- INSTRUCTIONS TO FOLLOW -
Word for word, give the material below again, minus any images.

Start

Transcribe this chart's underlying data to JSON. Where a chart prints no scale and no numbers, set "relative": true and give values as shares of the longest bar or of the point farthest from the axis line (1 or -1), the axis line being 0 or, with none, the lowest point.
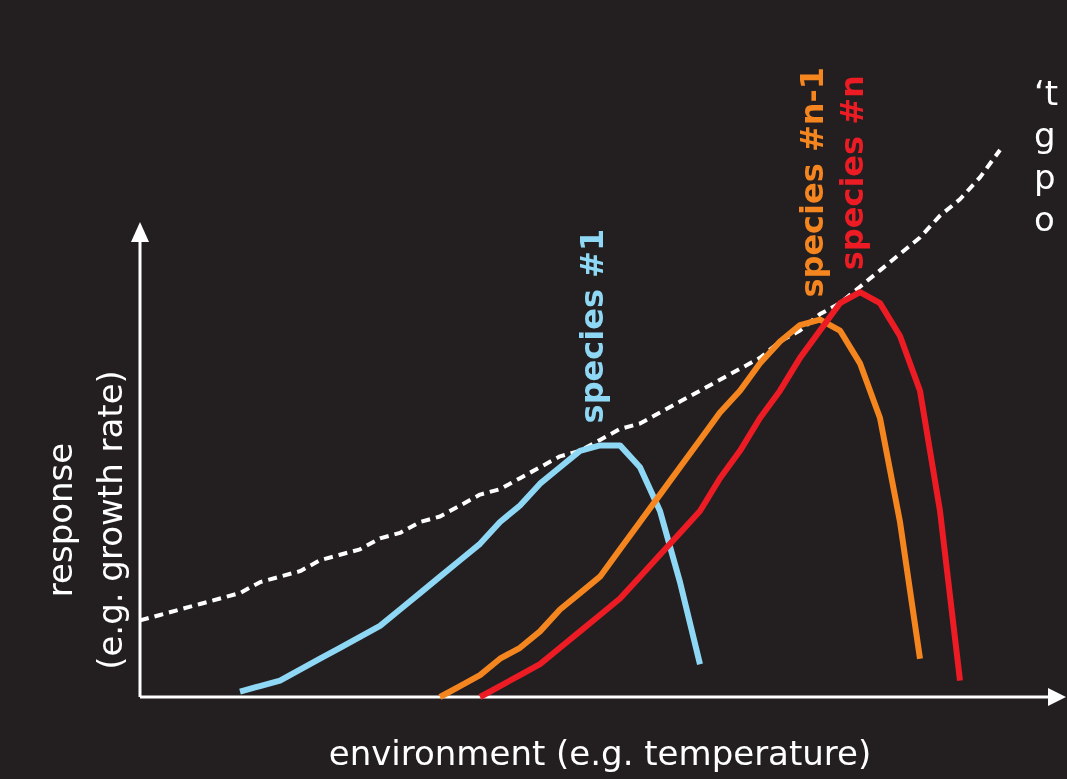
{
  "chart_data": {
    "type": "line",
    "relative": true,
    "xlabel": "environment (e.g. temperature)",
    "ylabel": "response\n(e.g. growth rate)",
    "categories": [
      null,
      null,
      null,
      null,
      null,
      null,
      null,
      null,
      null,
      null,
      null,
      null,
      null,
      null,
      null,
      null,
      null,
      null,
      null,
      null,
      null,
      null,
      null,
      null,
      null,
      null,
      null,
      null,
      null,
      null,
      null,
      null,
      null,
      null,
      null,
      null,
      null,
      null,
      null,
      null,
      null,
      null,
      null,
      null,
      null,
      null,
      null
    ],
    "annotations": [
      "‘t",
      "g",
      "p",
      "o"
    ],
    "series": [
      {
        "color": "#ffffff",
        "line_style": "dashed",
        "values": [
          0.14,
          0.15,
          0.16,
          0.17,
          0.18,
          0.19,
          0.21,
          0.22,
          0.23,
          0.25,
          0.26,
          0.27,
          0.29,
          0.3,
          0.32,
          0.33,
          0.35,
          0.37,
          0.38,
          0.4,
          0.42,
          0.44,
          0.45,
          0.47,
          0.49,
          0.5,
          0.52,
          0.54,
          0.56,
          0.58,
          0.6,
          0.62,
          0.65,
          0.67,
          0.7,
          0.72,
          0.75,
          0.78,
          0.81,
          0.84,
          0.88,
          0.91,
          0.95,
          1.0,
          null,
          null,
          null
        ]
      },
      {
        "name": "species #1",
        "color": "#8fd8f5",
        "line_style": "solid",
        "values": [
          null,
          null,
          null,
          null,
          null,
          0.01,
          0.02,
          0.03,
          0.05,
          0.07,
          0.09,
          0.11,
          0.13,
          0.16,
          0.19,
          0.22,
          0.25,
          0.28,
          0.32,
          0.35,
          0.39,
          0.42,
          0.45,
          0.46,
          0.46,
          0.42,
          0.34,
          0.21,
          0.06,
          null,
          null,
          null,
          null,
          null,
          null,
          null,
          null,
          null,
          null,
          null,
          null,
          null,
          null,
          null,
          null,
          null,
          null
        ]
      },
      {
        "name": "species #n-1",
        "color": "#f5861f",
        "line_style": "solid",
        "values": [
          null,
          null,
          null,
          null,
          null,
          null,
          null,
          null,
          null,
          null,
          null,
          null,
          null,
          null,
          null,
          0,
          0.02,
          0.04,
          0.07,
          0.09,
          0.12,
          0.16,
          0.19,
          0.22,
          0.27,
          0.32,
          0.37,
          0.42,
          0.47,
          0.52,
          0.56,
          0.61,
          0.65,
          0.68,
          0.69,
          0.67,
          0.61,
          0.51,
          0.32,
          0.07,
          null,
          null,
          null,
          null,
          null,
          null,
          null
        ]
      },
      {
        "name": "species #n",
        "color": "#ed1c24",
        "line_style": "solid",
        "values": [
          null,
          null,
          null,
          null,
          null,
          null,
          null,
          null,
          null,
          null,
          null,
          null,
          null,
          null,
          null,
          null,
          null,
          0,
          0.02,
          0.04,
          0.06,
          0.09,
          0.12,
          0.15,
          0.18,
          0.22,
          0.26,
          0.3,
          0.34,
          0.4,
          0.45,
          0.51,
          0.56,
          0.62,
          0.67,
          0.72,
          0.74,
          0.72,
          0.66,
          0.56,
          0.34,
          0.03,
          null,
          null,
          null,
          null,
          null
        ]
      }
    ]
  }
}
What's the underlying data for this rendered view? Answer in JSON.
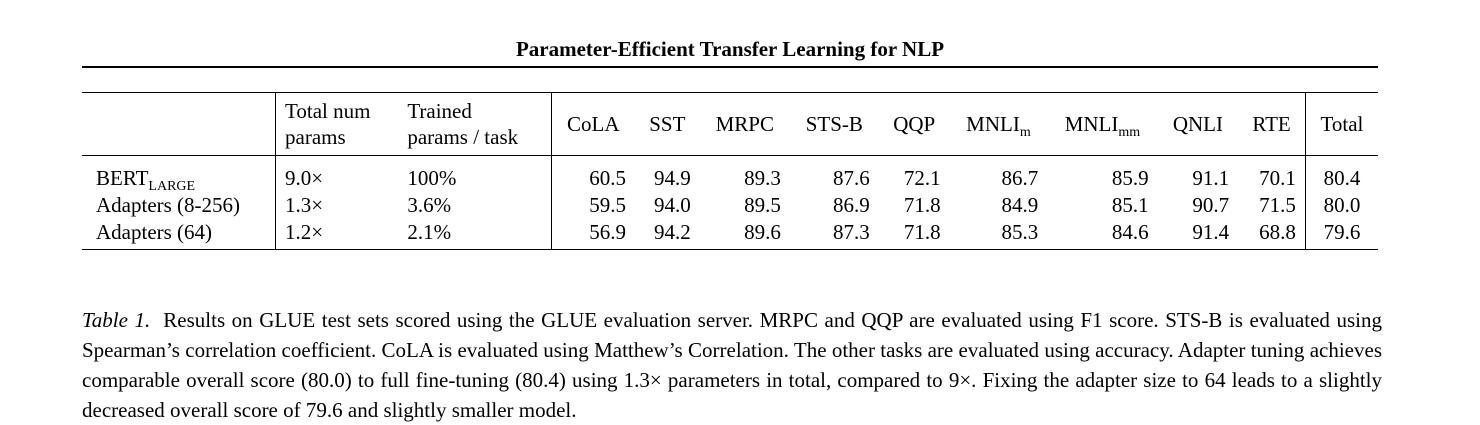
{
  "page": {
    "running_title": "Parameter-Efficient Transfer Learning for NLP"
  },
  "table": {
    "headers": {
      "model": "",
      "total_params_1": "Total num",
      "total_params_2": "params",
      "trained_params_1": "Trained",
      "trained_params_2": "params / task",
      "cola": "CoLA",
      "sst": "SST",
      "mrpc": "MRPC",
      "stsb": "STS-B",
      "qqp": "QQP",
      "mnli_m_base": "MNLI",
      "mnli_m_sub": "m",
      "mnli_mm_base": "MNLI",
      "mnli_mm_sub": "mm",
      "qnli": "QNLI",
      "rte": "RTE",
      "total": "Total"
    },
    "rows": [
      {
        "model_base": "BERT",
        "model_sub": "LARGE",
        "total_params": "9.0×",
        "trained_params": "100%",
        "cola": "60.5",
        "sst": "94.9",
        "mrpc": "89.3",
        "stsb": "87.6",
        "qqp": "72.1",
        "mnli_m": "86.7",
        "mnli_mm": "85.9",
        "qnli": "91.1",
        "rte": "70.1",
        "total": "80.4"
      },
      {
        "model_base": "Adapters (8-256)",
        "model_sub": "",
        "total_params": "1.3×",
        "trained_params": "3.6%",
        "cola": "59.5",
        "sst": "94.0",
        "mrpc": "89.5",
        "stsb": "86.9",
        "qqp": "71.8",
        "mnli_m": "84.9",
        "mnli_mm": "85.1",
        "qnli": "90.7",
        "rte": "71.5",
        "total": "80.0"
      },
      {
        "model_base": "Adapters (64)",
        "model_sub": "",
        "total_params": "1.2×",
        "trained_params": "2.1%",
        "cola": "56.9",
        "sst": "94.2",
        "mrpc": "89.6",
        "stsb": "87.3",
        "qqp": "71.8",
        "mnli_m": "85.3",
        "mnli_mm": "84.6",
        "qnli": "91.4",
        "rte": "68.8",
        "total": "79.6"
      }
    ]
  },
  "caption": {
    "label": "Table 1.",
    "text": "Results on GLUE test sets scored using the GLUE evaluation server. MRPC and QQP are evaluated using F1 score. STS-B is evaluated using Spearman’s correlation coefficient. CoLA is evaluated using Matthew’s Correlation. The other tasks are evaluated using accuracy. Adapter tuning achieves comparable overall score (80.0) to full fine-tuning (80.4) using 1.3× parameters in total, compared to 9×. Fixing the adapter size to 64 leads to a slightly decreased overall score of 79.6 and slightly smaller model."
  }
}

End

- RESULT FOR THIS TASK -
Transcribe this chart's underlying data to JSON. Where a chart prints no scale and no numbers, set "relative": true and give values as shares of the longest bar or of the point farthest from the axis line (1 or -1), the axis line being 0 or, with none, the lowest point.
{
  "chart_data": {
    "type": "line",
    "relative": true,
    "xlabel": "environment (e.g. temperature)",
    "ylabel": "response\n(e.g. growth rate)",
    "categories": [
      null,
      null,
      null,
      null,
      null,
      null,
      null,
      null,
      null,
      null,
      null,
      null,
      null,
      null,
      null,
      null,
      null,
      null,
      null,
      null,
      null,
      null,
      null,
      null,
      null,
      null,
      null,
      null,
      null,
      null,
      null,
      null,
      null,
      null,
      null,
      null,
      null,
      null,
      null,
      null,
      null,
      null,
      null,
      null,
      null,
      null,
      null
    ],
    "annotations": [
      "‘t",
      "g",
      "p",
      "o"
    ],
    "series": [
      {
        "color": "#ffffff",
        "line_style": "dashed",
        "values": [
          0.14,
          0.15,
          0.16,
          0.17,
          0.18,
          0.19,
          0.21,
          0.22,
          0.23,
          0.25,
          0.26,
          0.27,
          0.29,
          0.3,
          0.32,
          0.33,
          0.35,
          0.37,
          0.38,
          0.4,
          0.42,
          0.44,
          0.45,
          0.47,
          0.49,
          0.5,
          0.52,
          0.54,
          0.56,
          0.58,
          0.6,
          0.62,
          0.65,
          0.67,
          0.7,
          0.72,
          0.75,
          0.78,
          0.81,
          0.84,
          0.88,
          0.91,
          0.95,
          1.0,
          null,
          null,
          null
        ]
      },
      {
        "name": "species #1",
        "color": "#8fd8f5",
        "line_style": "solid",
        "values": [
          null,
          null,
          null,
          null,
          null,
          0.01,
          0.02,
          0.03,
          0.05,
          0.07,
          0.09,
          0.11,
          0.13,
          0.16,
          0.19,
          0.22,
          0.25,
          0.28,
          0.32,
          0.35,
          0.39,
          0.42,
          0.45,
          0.46,
          0.46,
          0.42,
          0.34,
          0.21,
          0.06,
          null,
          null,
          null,
          null,
          null,
          null,
          null,
          null,
          null,
          null,
          null,
          null,
          null,
          null,
          null,
          null,
          null,
          null
        ]
      },
      {
        "name": "species #n-1",
        "color": "#f5861f",
        "line_style": "solid",
        "values": [
          null,
          null,
          null,
          null,
          null,
          null,
          null,
          null,
          null,
          null,
          null,
          null,
          null,
          null,
          null,
          0,
          0.02,
          0.04,
          0.07,
          0.09,
          0.12,
          0.16,
          0.19,
          0.22,
          0.27,
          0.32,
          0.37,
          0.42,
          0.47,
          0.52,
          0.56,
          0.61,
          0.65,
          0.68,
          0.69,
          0.67,
          0.61,
          0.51,
          0.32,
          0.07,
          null,
          null,
          null,
          null,
          null,
          null,
          null
        ]
      },
      {
        "name": "species #n",
        "color": "#ed1c24",
        "line_style": "solid",
        "values": [
          null,
          null,
          null,
          null,
          null,
          null,
          null,
          null,
          null,
          null,
          null,
          null,
          null,
          null,
          null,
          null,
          null,
          0,
          0.02,
          0.04,
          0.06,
          0.09,
          0.12,
          0.15,
          0.18,
          0.22,
          0.26,
          0.3,
          0.34,
          0.4,
          0.45,
          0.51,
          0.56,
          0.62,
          0.67,
          0.72,
          0.74,
          0.72,
          0.66,
          0.56,
          0.34,
          0.03,
          null,
          null,
          null,
          null,
          null
        ]
      }
    ]
  }
}
What's the underlying data for this rendered view? Answer in JSON.
{
  "page": {
    "running_title": "Parameter-Efficient Transfer Learning for NLP"
  },
  "table": {
    "headers": {
      "model": "",
      "total_params_1": "Total num",
      "total_params_2": "params",
      "trained_params_1": "Trained",
      "trained_params_2": "params / task",
      "cola": "CoLA",
      "sst": "SST",
      "mrpc": "MRPC",
      "stsb": "STS-B",
      "qqp": "QQP",
      "mnli_m_base": "MNLI",
      "mnli_m_sub": "m",
      "mnli_mm_base": "MNLI",
      "mnli_mm_sub": "mm",
      "qnli": "QNLI",
      "rte": "RTE",
      "total": "Total"
    },
    "rows": [
      {
        "model_base": "BERT",
        "model_sub": "LARGE",
        "total_params": "9.0×",
        "trained_params": "100%",
        "cola": "60.5",
        "sst": "94.9",
        "mrpc": "89.3",
        "stsb": "87.6",
        "qqp": "72.1",
        "mnli_m": "86.7",
        "mnli_mm": "85.9",
        "qnli": "91.1",
        "rte": "70.1",
        "total": "80.4"
      },
      {
        "model_base": "Adapters (8-256)",
        "model_sub": "",
        "total_params": "1.3×",
        "trained_params": "3.6%",
        "cola": "59.5",
        "sst": "94.0",
        "mrpc": "89.5",
        "stsb": "86.9",
        "qqp": "71.8",
        "mnli_m": "84.9",
        "mnli_mm": "85.1",
        "qnli": "90.7",
        "rte": "71.5",
        "total": "80.0"
      },
      {
        "model_base": "Adapters (64)",
        "model_sub": "",
        "total_params": "1.2×",
        "trained_params": "2.1%",
        "cola": "56.9",
        "sst": "94.2",
        "mrpc": "89.6",
        "stsb": "87.3",
        "qqp": "71.8",
        "mnli_m": "85.3",
        "mnli_mm": "84.6",
        "qnli": "91.4",
        "rte": "68.8",
        "total": "79.6"
      }
    ]
  },
  "caption": {
    "label": "Table 1.",
    "text": "Results on GLUE test sets scored using the GLUE evaluation server. MRPC and QQP are evaluated using F1 score. STS-B is evaluated using Spearman’s correlation coefficient. CoLA is evaluated using Matthew’s Correlation. The other tasks are evaluated using accuracy. Adapter tuning achieves comparable overall score (80.0) to full fine-tuning (80.4) using 1.3× parameters in total, compared to 9×. Fixing the adapter size to 64 leads to a slightly decreased overall score of 79.6 and slightly smaller model."
  }
}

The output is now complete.